» Task instructions
The entries below should be quoted exactly, with no pictures carried over.

[Source data]
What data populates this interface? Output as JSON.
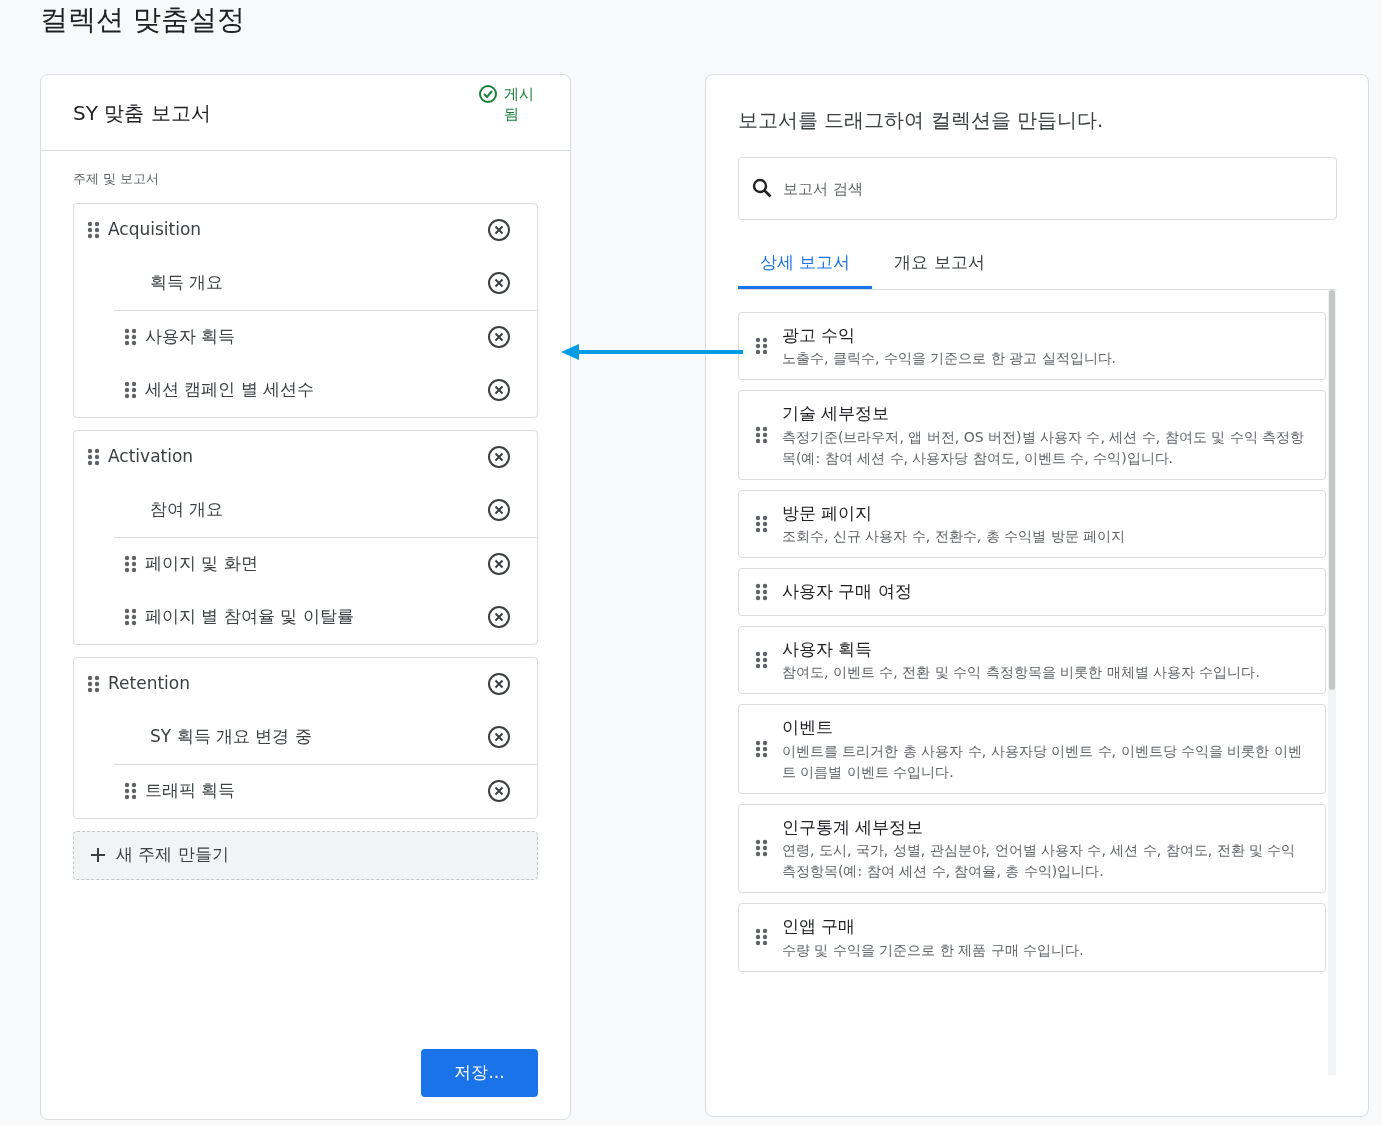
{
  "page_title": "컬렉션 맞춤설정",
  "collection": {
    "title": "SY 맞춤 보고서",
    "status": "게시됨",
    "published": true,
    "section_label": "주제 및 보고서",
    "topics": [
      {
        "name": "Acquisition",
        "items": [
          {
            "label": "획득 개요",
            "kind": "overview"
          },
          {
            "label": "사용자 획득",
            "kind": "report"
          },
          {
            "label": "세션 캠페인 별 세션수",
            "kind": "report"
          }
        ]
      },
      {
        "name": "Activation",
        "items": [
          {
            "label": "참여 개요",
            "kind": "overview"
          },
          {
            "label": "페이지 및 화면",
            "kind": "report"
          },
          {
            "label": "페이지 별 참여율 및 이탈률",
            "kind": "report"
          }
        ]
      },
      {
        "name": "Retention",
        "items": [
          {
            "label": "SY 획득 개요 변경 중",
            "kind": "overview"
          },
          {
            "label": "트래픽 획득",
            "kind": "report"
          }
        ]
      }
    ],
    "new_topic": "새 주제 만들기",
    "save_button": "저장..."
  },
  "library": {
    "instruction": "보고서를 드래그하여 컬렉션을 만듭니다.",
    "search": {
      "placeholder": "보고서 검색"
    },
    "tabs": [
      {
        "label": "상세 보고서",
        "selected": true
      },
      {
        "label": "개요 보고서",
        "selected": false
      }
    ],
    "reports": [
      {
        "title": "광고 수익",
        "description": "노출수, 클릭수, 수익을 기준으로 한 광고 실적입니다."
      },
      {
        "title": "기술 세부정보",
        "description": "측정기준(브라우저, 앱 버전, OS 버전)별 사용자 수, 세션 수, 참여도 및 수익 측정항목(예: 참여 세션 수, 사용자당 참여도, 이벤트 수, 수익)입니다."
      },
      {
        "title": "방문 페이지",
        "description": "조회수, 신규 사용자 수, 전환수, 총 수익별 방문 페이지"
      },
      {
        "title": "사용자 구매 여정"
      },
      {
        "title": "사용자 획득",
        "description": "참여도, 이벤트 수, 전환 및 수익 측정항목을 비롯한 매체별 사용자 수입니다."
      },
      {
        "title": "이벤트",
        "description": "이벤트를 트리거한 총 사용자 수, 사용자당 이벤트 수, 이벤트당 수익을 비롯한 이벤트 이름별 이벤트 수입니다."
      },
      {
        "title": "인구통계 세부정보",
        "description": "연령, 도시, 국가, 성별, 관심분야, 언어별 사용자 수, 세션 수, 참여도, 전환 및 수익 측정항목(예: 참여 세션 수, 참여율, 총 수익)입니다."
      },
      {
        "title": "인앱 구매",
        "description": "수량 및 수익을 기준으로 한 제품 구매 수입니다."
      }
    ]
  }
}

» The output
What data populates this interface? Output as JSON.
{
  "page_title": "컬렉션 맞춤설정",
  "collection": {
    "title": "SY 맞춤 보고서",
    "status": "게시됨",
    "published": true,
    "section_label": "주제 및 보고서",
    "topics": [
      {
        "name": "Acquisition",
        "items": [
          {
            "label": "획득 개요",
            "kind": "overview"
          },
          {
            "label": "사용자 획득",
            "kind": "report"
          },
          {
            "label": "세션 캠페인 별 세션수",
            "kind": "report"
          }
        ]
      },
      {
        "name": "Activation",
        "items": [
          {
            "label": "참여 개요",
            "kind": "overview"
          },
          {
            "label": "페이지 및 화면",
            "kind": "report"
          },
          {
            "label": "페이지 별 참여율 및 이탈률",
            "kind": "report"
          }
        ]
      },
      {
        "name": "Retention",
        "items": [
          {
            "label": "SY 획득 개요 변경 중",
            "kind": "overview"
          },
          {
            "label": "트래픽 획득",
            "kind": "report"
          }
        ]
      }
    ],
    "new_topic": "새 주제 만들기",
    "save_button": "저장..."
  },
  "library": {
    "instruction": "보고서를 드래그하여 컬렉션을 만듭니다.",
    "search": {
      "placeholder": "보고서 검색"
    },
    "tabs": [
      {
        "label": "상세 보고서",
        "selected": true
      },
      {
        "label": "개요 보고서",
        "selected": false
      }
    ],
    "reports": [
      {
        "title": "광고 수익",
        "description": "노출수, 클릭수, 수익을 기준으로 한 광고 실적입니다."
      },
      {
        "title": "기술 세부정보",
        "description": "측정기준(브라우저, 앱 버전, OS 버전)별 사용자 수, 세션 수, 참여도 및 수익 측정항목(예: 참여 세션 수, 사용자당 참여도, 이벤트 수, 수익)입니다."
      },
      {
        "title": "방문 페이지",
        "description": "조회수, 신규 사용자 수, 전환수, 총 수익별 방문 페이지"
      },
      {
        "title": "사용자 구매 여정"
      },
      {
        "title": "사용자 획득",
        "description": "참여도, 이벤트 수, 전환 및 수익 측정항목을 비롯한 매체별 사용자 수입니다."
      },
      {
        "title": "이벤트",
        "description": "이벤트를 트리거한 총 사용자 수, 사용자당 이벤트 수, 이벤트당 수익을 비롯한 이벤트 이름별 이벤트 수입니다."
      },
      {
        "title": "인구통계 세부정보",
        "description": "연령, 도시, 국가, 성별, 관심분야, 언어별 사용자 수, 세션 수, 참여도, 전환 및 수익 측정항목(예: 참여 세션 수, 참여율, 총 수익)입니다."
      },
      {
        "title": "인앱 구매",
        "description": "수량 및 수익을 기준으로 한 제품 구매 수입니다."
      }
    ]
  }
}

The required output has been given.